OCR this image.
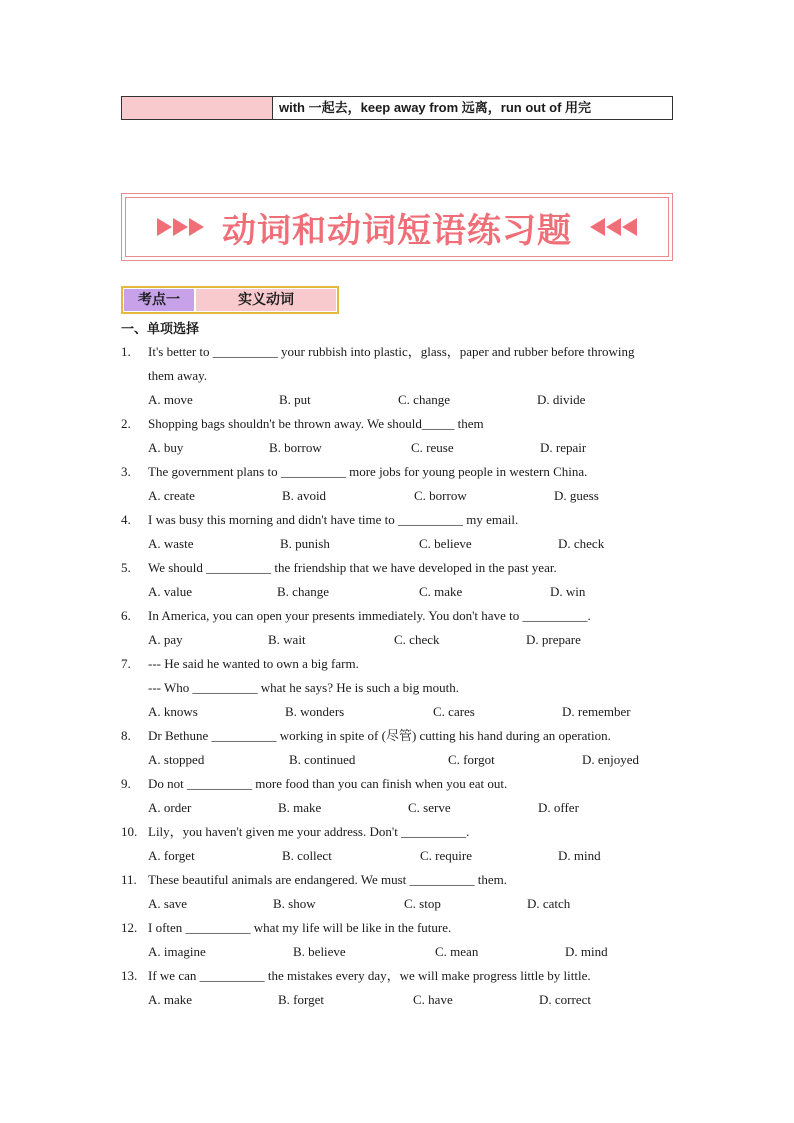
with 一起去，keep away from 远离，run out of 用完
动词和动词短语练习题
考点一	实义动词
一、单项选择
1. It's better to __________ your rubbish into plastic，glass，paper and rubber before throwing
them away.
A. move	B. put	C. change	D. divide
2. Shopping bags shouldn't be thrown away. We should_____ them
A. buy	B. borrow	C. reuse	D. repair
3. The government plans to __________ more jobs for young people in western China.
A. create	B. avoid	C. borrow	D. guess
4. I was busy this morning and didn't have time to __________ my email.
A. waste	B. punish	C. believe	D. check
5. We should __________ the friendship that we have developed in the past year.
A. value	B. change	C. make	D. win
6. In America, you can open your presents immediately. You don't have to __________.
A. pay	B. wait	C. check	D. prepare
7. --- He said he wanted to own a big farm.
--- Who __________ what he says? He is such a big mouth.
A. knows	B. wonders	C. cares	D. remember
8. Dr Bethune __________ working in spite of (尽管) cutting his hand during an operation.
A. stopped	B. continued	C. forgot	D. enjoyed
9. Do not __________ more food than you can finish when you eat out.
A. order	B. make	C. serve	D. offer
10. Lily，you haven't given me your address. Don't __________.
A. forget	B. collect	C. require	D. mind
11. These beautiful animals are endangered. We must __________ them.
A. save	B. show	C. stop	D. catch
12. I often __________ what my life will be like in the future.
A. imagine	B. believe	C. mean	D. mind
13. If we can __________ the mistakes every day，we will make progress little by little.
A. make	B. forget	C. have	D. correct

* Your instructions: Output the data exactly. Pictures don't belong in the result.

* Result for this task:
OCR this image.
with 一起去，keep away from 远离，run out of 用完
动词和动词短语练习题
考点一	实义动词
一、单项选择
1. It's better to __________ your rubbish into plastic，glass，paper and rubber before throwing
them away.
A. move	B. put	C. change	D. divide
2. Shopping bags shouldn't be thrown away. We should_____ them
A. buy	B. borrow	C. reuse	D. repair
3. The government plans to __________ more jobs for young people in western China.
A. create	B. avoid	C. borrow	D. guess
4. I was busy this morning and didn't have time to __________ my email.
A. waste	B. punish	C. believe	D. check
5. We should __________ the friendship that we have developed in the past year.
A. value	B. change	C. make	D. win
6. In America, you can open your presents immediately. You don't have to __________.
A. pay	B. wait	C. check	D. prepare
7. --- He said he wanted to own a big farm.
--- Who __________ what he says? He is such a big mouth.
A. knows	B. wonders	C. cares	D. remember
8. Dr Bethune __________ working in spite of (尽管) cutting his hand during an operation.
A. stopped	B. continued	C. forgot	D. enjoyed
9. Do not __________ more food than you can finish when you eat out.
A. order	B. make	C. serve	D. offer
10. Lily，you haven't given me your address. Don't __________.
A. forget	B. collect	C. require	D. mind
11. These beautiful animals are endangered. We must __________ them.
A. save	B. show	C. stop	D. catch
12. I often __________ what my life will be like in the future.
A. imagine	B. believe	C. mean	D. mind
13. If we can __________ the mistakes every day，we will make progress little by little.
A. make	B. forget	C. have	D. correct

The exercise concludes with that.